> **REQUIRED TASK**:
Will you quote all of the entries, word for word?

__________

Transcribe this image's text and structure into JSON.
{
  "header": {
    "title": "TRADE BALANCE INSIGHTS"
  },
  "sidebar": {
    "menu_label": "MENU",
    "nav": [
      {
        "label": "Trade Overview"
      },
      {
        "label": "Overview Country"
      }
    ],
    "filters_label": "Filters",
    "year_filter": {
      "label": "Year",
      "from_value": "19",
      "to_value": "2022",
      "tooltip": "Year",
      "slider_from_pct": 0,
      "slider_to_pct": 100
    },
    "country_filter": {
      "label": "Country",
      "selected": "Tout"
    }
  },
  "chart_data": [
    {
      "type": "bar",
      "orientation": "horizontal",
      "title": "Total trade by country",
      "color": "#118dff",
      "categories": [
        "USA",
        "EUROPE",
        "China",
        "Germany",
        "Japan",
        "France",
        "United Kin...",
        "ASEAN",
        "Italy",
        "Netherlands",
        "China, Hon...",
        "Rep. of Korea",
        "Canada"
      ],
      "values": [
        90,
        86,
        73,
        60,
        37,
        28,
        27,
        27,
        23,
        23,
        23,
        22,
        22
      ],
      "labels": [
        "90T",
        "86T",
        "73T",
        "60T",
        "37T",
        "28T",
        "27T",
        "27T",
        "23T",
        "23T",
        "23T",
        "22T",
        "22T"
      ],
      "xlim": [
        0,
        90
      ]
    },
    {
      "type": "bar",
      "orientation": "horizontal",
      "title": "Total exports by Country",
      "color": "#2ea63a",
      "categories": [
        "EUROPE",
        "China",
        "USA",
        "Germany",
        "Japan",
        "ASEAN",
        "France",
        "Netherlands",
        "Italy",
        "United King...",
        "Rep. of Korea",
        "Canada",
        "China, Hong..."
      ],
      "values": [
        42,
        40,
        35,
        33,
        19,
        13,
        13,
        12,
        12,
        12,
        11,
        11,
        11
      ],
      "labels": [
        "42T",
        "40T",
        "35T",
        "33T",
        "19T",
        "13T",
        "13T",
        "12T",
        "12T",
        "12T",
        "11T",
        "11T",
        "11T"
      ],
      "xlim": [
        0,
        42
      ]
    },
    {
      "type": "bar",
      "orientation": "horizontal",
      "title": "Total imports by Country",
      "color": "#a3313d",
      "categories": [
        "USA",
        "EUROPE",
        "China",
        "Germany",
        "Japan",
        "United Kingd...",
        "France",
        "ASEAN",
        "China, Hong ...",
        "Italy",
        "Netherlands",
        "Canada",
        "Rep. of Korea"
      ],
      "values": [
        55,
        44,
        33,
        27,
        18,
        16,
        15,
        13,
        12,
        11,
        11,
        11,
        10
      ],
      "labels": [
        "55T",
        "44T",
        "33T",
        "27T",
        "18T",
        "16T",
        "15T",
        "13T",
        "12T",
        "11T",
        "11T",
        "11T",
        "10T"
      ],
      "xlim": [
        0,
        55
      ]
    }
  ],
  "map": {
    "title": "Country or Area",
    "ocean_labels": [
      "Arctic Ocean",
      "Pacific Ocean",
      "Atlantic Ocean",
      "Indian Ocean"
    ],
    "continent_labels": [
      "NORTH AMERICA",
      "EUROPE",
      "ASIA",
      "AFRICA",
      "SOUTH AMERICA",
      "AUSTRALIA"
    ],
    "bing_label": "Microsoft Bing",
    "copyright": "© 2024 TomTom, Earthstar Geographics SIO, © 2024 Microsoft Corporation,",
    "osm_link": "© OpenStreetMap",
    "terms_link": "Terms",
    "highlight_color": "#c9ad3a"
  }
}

__________

> **EXERCISE OUTPUT**:
Transcribe this image's text and structure into JSON.
{
  "header": {
    "title": "TRADE BALANCE INSIGHTS"
  },
  "sidebar": {
    "menu_label": "MENU",
    "nav": [
      {
        "label": "Trade Overview"
      },
      {
        "label": "Overview Country"
      }
    ],
    "filters_label": "Filters",
    "year_filter": {
      "label": "Year",
      "from_value": "19",
      "to_value": "2022",
      "tooltip": "Year",
      "slider_from_pct": 0,
      "slider_to_pct": 100
    },
    "country_filter": {
      "label": "Country",
      "selected": "Tout"
    }
  },
  "chart_data": [
    {
      "type": "bar",
      "orientation": "horizontal",
      "title": "Total trade by country",
      "color": "#118dff",
      "categories": [
        "USA",
        "EUROPE",
        "China",
        "Germany",
        "Japan",
        "France",
        "United Kin...",
        "ASEAN",
        "Italy",
        "Netherlands",
        "China, Hon...",
        "Rep. of Korea",
        "Canada"
      ],
      "values": [
        90,
        86,
        73,
        60,
        37,
        28,
        27,
        27,
        23,
        23,
        23,
        22,
        22
      ],
      "labels": [
        "90T",
        "86T",
        "73T",
        "60T",
        "37T",
        "28T",
        "27T",
        "27T",
        "23T",
        "23T",
        "23T",
        "22T",
        "22T"
      ],
      "xlim": [
        0,
        90
      ]
    },
    {
      "type": "bar",
      "orientation": "horizontal",
      "title": "Total exports by Country",
      "color": "#2ea63a",
      "categories": [
        "EUROPE",
        "China",
        "USA",
        "Germany",
        "Japan",
        "ASEAN",
        "France",
        "Netherlands",
        "Italy",
        "United King...",
        "Rep. of Korea",
        "Canada",
        "China, Hong..."
      ],
      "values": [
        42,
        40,
        35,
        33,
        19,
        13,
        13,
        12,
        12,
        12,
        11,
        11,
        11
      ],
      "labels": [
        "42T",
        "40T",
        "35T",
        "33T",
        "19T",
        "13T",
        "13T",
        "12T",
        "12T",
        "12T",
        "11T",
        "11T",
        "11T"
      ],
      "xlim": [
        0,
        42
      ]
    },
    {
      "type": "bar",
      "orientation": "horizontal",
      "title": "Total imports by Country",
      "color": "#a3313d",
      "categories": [
        "USA",
        "EUROPE",
        "China",
        "Germany",
        "Japan",
        "United Kingd...",
        "France",
        "ASEAN",
        "China, Hong ...",
        "Italy",
        "Netherlands",
        "Canada",
        "Rep. of Korea"
      ],
      "values": [
        55,
        44,
        33,
        27,
        18,
        16,
        15,
        13,
        12,
        11,
        11,
        11,
        10
      ],
      "labels": [
        "55T",
        "44T",
        "33T",
        "27T",
        "18T",
        "16T",
        "15T",
        "13T",
        "12T",
        "11T",
        "11T",
        "11T",
        "10T"
      ],
      "xlim": [
        0,
        55
      ]
    }
  ],
  "map": {
    "title": "Country or Area",
    "ocean_labels": [
      "Arctic Ocean",
      "Pacific Ocean",
      "Atlantic Ocean",
      "Indian Ocean"
    ],
    "continent_labels": [
      "NORTH AMERICA",
      "EUROPE",
      "ASIA",
      "AFRICA",
      "SOUTH AMERICA",
      "AUSTRALIA"
    ],
    "bing_label": "Microsoft Bing",
    "copyright": "© 2024 TomTom, Earthstar Geographics SIO, © 2024 Microsoft Corporation,",
    "osm_link": "© OpenStreetMap",
    "terms_link": "Terms",
    "highlight_color": "#c9ad3a"
  }
}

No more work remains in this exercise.